## What to do
Find each line with "equal" and copy it.
##### Provided data #####
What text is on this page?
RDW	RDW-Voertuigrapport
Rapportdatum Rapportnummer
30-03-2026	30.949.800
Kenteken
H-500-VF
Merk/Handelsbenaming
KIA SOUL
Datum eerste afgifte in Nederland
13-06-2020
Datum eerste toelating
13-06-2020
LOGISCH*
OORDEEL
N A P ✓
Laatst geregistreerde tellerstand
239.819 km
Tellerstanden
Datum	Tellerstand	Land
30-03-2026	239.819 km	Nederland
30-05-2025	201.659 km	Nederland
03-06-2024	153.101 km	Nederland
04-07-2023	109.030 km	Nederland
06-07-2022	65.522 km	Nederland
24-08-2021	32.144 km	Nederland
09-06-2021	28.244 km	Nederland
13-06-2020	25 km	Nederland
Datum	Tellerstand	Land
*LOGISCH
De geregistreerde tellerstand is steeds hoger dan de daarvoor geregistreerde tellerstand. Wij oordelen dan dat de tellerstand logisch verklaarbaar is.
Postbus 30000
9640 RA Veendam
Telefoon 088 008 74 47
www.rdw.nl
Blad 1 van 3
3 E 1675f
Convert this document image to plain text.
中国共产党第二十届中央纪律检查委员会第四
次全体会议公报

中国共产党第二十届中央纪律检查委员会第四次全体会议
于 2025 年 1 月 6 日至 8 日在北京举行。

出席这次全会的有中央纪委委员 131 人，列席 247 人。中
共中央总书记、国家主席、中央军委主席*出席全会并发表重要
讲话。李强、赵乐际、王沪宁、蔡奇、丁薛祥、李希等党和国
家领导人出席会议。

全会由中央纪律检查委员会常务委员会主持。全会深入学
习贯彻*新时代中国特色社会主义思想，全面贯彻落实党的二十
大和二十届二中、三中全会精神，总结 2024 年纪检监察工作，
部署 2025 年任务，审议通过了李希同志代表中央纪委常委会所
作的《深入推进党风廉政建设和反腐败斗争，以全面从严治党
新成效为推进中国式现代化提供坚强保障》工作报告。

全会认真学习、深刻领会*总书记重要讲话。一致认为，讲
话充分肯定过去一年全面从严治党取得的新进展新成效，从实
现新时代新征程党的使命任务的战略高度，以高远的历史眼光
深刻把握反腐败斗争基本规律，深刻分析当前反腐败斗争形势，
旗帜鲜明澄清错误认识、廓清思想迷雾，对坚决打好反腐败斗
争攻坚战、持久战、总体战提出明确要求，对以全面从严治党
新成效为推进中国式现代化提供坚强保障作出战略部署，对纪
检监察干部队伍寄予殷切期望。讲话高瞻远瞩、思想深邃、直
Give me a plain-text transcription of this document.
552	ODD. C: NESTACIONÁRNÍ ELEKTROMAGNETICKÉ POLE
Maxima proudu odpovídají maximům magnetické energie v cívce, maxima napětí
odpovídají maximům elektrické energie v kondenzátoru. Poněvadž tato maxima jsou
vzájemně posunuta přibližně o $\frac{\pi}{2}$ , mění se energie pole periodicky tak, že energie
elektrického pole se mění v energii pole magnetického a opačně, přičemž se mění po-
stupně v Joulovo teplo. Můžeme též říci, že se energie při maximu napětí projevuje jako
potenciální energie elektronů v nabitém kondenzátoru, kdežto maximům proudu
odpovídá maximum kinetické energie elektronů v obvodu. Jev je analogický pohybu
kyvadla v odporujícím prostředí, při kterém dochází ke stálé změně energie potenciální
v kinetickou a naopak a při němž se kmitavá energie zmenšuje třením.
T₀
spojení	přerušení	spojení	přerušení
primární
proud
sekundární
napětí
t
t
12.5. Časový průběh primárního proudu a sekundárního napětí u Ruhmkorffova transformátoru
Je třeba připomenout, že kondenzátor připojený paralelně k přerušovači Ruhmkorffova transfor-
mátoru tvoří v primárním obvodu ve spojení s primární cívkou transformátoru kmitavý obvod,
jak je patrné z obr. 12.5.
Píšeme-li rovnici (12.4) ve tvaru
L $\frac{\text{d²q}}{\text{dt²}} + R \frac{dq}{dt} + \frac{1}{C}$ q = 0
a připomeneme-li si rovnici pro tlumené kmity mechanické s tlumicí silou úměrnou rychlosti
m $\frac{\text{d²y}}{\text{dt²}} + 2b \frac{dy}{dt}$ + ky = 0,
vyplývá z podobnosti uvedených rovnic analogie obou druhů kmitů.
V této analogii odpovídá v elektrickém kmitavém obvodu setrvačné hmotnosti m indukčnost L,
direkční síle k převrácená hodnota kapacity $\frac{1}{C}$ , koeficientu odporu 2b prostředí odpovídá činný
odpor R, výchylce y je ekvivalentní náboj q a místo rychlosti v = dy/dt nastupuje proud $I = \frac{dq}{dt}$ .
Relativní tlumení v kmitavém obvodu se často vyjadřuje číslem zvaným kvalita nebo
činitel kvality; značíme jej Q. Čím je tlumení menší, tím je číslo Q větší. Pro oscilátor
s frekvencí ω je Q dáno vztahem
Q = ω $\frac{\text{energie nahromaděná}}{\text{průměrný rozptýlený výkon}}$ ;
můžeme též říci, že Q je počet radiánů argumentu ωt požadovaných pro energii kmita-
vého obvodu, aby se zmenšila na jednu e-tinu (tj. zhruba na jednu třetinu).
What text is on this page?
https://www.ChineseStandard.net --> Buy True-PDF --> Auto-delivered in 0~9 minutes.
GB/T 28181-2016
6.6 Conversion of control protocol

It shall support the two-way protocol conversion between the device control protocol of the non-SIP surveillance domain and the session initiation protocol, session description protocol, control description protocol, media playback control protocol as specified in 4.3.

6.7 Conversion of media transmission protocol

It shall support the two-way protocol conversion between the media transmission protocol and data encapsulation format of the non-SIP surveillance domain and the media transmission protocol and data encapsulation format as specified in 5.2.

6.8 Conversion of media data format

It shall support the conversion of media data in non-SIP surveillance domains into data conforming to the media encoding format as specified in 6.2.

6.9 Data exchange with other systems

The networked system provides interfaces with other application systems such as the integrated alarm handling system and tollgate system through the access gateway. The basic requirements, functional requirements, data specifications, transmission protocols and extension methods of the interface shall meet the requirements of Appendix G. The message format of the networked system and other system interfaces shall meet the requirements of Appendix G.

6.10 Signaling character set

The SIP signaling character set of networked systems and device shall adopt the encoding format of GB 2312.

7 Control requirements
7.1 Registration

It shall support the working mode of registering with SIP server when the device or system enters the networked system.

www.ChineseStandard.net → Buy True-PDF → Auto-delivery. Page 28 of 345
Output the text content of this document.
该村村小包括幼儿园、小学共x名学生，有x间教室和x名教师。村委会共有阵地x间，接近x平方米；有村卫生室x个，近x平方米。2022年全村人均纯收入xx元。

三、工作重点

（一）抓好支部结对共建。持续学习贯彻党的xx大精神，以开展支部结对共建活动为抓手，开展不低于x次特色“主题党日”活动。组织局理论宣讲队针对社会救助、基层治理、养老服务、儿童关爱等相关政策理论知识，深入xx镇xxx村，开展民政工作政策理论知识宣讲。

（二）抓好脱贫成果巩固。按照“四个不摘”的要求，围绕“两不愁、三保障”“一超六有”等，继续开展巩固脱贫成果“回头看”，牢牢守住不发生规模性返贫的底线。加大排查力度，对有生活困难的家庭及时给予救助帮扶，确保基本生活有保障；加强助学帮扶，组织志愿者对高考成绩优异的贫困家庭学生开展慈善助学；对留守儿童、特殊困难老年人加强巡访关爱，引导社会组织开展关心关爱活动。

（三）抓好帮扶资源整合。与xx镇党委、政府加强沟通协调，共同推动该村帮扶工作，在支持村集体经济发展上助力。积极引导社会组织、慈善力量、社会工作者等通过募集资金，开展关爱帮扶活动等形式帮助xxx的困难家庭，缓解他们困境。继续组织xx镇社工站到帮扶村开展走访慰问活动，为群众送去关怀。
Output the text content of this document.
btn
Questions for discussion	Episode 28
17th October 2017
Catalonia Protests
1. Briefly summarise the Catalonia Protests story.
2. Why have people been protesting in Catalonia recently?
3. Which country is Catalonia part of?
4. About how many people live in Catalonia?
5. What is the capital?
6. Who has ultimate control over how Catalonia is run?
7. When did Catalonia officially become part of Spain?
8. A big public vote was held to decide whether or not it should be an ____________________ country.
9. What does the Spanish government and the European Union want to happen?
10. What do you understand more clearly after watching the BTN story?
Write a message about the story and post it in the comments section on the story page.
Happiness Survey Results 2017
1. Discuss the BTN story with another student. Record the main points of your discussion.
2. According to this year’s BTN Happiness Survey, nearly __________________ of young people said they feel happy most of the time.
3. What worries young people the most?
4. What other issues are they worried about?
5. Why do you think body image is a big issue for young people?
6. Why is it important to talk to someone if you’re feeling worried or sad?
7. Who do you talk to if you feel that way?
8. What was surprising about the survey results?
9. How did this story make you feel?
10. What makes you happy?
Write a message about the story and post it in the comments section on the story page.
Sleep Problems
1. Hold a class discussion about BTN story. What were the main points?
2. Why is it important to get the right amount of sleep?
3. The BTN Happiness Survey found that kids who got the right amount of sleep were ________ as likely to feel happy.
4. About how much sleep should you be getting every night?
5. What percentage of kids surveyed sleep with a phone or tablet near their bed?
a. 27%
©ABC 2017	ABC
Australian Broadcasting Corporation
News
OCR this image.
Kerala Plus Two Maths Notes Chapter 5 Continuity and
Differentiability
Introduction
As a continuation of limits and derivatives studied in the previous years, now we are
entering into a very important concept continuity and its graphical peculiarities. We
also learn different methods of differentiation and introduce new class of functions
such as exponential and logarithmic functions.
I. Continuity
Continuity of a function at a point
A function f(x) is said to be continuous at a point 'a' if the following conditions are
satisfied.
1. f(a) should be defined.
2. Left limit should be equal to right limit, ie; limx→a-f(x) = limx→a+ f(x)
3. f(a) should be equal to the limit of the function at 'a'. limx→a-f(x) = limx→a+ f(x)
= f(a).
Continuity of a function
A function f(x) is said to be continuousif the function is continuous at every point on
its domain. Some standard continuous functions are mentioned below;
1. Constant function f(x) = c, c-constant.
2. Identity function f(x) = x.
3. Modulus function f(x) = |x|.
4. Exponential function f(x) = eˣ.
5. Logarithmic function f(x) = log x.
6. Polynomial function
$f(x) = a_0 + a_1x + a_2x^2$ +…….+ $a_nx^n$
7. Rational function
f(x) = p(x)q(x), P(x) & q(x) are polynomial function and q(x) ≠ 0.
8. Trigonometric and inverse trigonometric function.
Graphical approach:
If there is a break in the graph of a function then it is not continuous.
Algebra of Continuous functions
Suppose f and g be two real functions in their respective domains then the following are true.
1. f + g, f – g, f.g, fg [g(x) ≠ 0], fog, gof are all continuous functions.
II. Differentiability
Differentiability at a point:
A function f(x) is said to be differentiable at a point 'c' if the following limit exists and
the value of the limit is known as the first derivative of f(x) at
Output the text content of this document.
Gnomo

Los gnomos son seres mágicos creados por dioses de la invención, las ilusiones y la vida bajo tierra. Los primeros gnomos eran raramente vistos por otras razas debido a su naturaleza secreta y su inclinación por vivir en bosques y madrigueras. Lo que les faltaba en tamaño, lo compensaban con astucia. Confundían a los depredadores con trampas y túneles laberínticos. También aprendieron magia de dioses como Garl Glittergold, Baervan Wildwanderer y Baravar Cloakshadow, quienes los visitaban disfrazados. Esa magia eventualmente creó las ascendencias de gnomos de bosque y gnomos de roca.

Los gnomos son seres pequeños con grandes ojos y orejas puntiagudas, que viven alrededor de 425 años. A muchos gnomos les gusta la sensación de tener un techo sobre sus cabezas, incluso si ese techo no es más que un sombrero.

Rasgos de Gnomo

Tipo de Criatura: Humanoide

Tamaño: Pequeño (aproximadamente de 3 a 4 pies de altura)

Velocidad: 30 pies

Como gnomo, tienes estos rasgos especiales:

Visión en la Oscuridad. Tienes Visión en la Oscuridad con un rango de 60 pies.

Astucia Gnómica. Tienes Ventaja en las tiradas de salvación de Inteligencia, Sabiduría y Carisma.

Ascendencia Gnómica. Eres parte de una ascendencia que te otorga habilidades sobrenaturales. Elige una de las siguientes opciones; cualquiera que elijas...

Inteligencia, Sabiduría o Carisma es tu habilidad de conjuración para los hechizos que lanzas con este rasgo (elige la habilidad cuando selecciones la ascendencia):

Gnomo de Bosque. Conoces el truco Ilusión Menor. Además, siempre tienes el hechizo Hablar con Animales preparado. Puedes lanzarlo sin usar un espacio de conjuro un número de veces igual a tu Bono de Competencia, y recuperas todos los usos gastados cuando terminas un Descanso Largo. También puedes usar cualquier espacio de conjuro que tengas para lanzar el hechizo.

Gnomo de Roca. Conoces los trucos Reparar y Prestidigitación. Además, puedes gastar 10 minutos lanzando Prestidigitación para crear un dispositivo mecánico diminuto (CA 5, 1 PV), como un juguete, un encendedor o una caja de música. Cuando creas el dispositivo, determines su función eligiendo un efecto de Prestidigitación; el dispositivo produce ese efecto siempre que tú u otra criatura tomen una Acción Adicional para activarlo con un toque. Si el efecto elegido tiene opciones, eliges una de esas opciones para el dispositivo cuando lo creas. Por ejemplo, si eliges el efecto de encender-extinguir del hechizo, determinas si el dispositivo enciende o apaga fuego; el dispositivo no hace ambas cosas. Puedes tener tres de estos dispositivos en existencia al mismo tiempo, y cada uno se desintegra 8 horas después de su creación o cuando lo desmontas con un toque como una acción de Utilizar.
#####
## Completed exercise
2. Left limit should be equal to right limit, ie; limx→a-f(x) = limx→a+ f(x)
3. f(a) should be equal to the limit of the function at 'a'. limx→a-f(x) = limx→a+ f(x)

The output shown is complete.